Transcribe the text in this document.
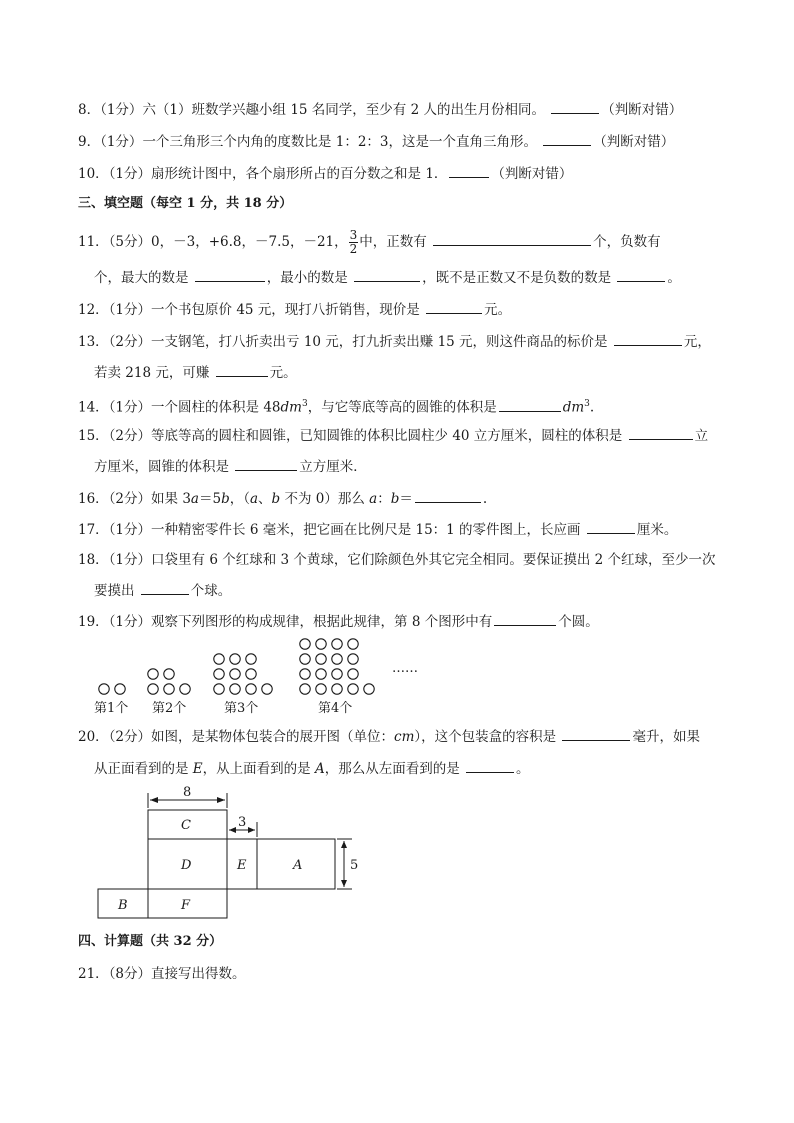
8．（1分）六（1）班数学兴趣小组 15 名同学，至少有 2 人的出生月份相同。	（判断对错）
9．（1分）一个三角形三个内角的度数比是 1：2：3，这是一个直角三角形。	（判断对错）
10．（1分）扇形统计图中，各个扇形所占的百分数之和是 1．	（判断对错）
三、填空题（每空 1 分，共 18 分）
11．（5分）0，－3，+6.8，－7.5，－21， $\frac{3}{2}$ 中，正数有	个，负数有
个，最大的数是	，最小的数是	，既不是正数又不是负数的数是	。
12．（1分）一个书包原价 45 元，现打八折销售，现价是	元。
13．（2分）一支钢笔，打八折卖出亏 10 元，打九折卖出赚 15 元，则这件商品的标价是	元，
若卖 218 元，可赚	元。
14．（1分）一个圆柱的体积是 $48dm^3$，与它等底等高的圆锥的体积是	$dm^3$.
15．（2分）等底等高的圆柱和圆锥，已知圆锥的体积比圆柱少 40 立方厘米，圆柱的体积是	立
方厘米，圆锥的体积是	立方厘米．
16．（2分）如果 3a＝5b，（a、b 不为 0）那么 a：b＝	.
17．（1分）一种精密零件长 6 毫米，把它画在比例尺是 15：1 的零件图上，长应画	厘米。
18．（1分）口袋里有 6 个红球和 3 个黄球，它们除颜色外其它完全相同。要保证摸出 2 个红球，至少一次
要摸出	个球。
19．（1分）观察下列图形的构成规律，根据此规律，第 8 个图形中有	个圆。
……
第1个 第2个	第3个	第4个
20．（2分）如图，是某物体包装合的展开图（单位：cm），这个包装盒的容积是	毫升，如果
从正面看到的是 E，从上面看到的是 A，那么从左面看到的是	。
8
3
5
C
D	E	A
B	F
四、计算题（共 32 分）
21．（8分）直接写出得数。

* * * * * * *

Request :: Your task is to repeat the data above exactly while excluding the pictures.

Answer to this problem ::
Transcribe the text in this document.
8．（1分）六（1）班数学兴趣小组 15 名同学，至少有 2 人的出生月份相同。	（判断对错）
9．（1分）一个三角形三个内角的度数比是 1：2：3，这是一个直角三角形。	（判断对错）
10．（1分）扇形统计图中，各个扇形所占的百分数之和是 1．	（判断对错）
三、填空题（每空 1 分，共 18 分）
11．（5分）0，－3，+6.8，－7.5，－21， $\frac{3}{2}$ 中，正数有	个，负数有
个，最大的数是	，最小的数是	，既不是正数又不是负数的数是	。
12．（1分）一个书包原价 45 元，现打八折销售，现价是	元。
13．（2分）一支钢笔，打八折卖出亏 10 元，打九折卖出赚 15 元，则这件商品的标价是	元，
若卖 218 元，可赚	元。
14．（1分）一个圆柱的体积是 $48dm^3$，与它等底等高的圆锥的体积是	$dm^3$.
15．（2分）等底等高的圆柱和圆锥，已知圆锥的体积比圆柱少 40 立方厘米，圆柱的体积是	立
方厘米，圆锥的体积是	立方厘米．
16．（2分）如果 3a＝5b，（a、b 不为 0）那么 a：b＝	.
17．（1分）一种精密零件长 6 毫米，把它画在比例尺是 15：1 的零件图上，长应画	厘米。
18．（1分）口袋里有 6 个红球和 3 个黄球，它们除颜色外其它完全相同。要保证摸出 2 个红球，至少一次
要摸出	个球。
19．（1分）观察下列图形的构成规律，根据此规律，第 8 个图形中有	个圆。
……
第1个 第2个	第3个	第4个
20．（2分）如图，是某物体包装合的展开图（单位：cm），这个包装盒的容积是	毫升，如果
从正面看到的是 E，从上面看到的是 A，那么从左面看到的是	。
8
3
5
C
D	E	A
B	F
四、计算题（共 32 分）
21．（8分）直接写出得数。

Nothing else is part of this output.